## EXERCISE PROMPT:
Where the word "text" occurs in a line, return that line.
################
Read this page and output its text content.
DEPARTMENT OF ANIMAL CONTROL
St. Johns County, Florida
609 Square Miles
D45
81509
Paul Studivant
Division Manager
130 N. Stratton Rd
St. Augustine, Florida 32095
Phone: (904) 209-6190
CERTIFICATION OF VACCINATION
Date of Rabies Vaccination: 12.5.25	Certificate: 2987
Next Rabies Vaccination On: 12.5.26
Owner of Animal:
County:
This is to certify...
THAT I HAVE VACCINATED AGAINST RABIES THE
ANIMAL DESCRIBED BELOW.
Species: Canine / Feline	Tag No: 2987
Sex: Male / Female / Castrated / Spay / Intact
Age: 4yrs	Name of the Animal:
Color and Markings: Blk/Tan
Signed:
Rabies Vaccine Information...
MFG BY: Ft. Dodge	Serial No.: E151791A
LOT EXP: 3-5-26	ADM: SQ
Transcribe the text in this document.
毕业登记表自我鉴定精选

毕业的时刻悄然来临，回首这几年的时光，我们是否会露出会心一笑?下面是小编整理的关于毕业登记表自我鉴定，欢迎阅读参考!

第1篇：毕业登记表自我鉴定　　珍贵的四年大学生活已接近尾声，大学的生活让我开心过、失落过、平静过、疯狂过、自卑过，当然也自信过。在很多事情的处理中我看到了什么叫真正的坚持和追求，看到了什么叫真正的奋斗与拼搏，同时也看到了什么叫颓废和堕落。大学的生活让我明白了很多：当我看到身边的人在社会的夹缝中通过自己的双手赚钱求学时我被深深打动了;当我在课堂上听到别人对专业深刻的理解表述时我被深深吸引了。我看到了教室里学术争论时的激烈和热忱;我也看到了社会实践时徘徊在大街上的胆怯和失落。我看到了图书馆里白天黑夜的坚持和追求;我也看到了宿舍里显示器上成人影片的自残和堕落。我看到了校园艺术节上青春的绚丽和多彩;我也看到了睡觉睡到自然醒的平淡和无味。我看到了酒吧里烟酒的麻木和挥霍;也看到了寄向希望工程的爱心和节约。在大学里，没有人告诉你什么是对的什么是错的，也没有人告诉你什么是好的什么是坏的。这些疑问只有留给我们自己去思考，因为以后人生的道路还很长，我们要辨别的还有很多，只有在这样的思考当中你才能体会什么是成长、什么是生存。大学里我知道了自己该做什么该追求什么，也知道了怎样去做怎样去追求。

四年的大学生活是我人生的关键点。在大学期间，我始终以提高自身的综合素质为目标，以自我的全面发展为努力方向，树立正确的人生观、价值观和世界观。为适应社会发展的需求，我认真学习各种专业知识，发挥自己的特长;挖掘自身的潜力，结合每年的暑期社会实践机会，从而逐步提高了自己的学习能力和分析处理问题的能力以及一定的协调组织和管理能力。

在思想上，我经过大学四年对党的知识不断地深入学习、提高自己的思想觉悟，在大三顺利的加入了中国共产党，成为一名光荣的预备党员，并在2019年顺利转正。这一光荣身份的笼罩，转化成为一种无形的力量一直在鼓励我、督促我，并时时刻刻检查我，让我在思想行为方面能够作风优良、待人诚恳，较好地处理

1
################
## SOLUTION FOR THIS TASK:
Read this page and output its text content.
Transcribe the text in this document.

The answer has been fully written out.